■ SUPPLIED DATA ■
=====
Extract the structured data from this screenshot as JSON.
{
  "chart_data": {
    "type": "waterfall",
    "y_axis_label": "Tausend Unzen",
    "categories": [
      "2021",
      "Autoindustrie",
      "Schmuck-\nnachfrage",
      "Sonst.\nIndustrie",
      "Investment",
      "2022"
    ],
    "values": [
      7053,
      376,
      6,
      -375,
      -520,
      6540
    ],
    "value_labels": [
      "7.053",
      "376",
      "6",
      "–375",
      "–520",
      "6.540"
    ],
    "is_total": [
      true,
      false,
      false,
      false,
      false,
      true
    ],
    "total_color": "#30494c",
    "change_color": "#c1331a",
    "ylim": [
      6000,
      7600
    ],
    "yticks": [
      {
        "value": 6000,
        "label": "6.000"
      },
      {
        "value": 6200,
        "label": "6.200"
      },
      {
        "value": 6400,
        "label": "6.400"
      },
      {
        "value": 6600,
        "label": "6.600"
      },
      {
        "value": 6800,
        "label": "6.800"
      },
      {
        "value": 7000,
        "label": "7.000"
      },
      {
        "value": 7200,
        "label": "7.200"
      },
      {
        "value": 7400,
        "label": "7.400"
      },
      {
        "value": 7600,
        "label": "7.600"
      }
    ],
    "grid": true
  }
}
=====
Reproduce the material above exactly; please quote every line of it.

■ RESULT ■
Extract the structured data from this screenshot as JSON.
{
  "chart_data": {
    "type": "waterfall",
    "y_axis_label": "Tausend Unzen",
    "categories": [
      "2021",
      "Autoindustrie",
      "Schmuck-\nnachfrage",
      "Sonst.\nIndustrie",
      "Investment",
      "2022"
    ],
    "values": [
      7053,
      376,
      6,
      -375,
      -520,
      6540
    ],
    "value_labels": [
      "7.053",
      "376",
      "6",
      "–375",
      "–520",
      "6.540"
    ],
    "is_total": [
      true,
      false,
      false,
      false,
      false,
      true
    ],
    "total_color": "#30494c",
    "change_color": "#c1331a",
    "ylim": [
      6000,
      7600
    ],
    "yticks": [
      {
        "value": 6000,
        "label": "6.000"
      },
      {
        "value": 6200,
        "label": "6.200"
      },
      {
        "value": 6400,
        "label": "6.400"
      },
      {
        "value": 6600,
        "label": "6.600"
      },
      {
        "value": 6800,
        "label": "6.800"
      },
      {
        "value": 7000,
        "label": "7.000"
      },
      {
        "value": 7200,
        "label": "7.200"
      },
      {
        "value": 7400,
        "label": "7.400"
      },
      {
        "value": 7600,
        "label": "7.600"
      }
    ],
    "grid": true
  }
}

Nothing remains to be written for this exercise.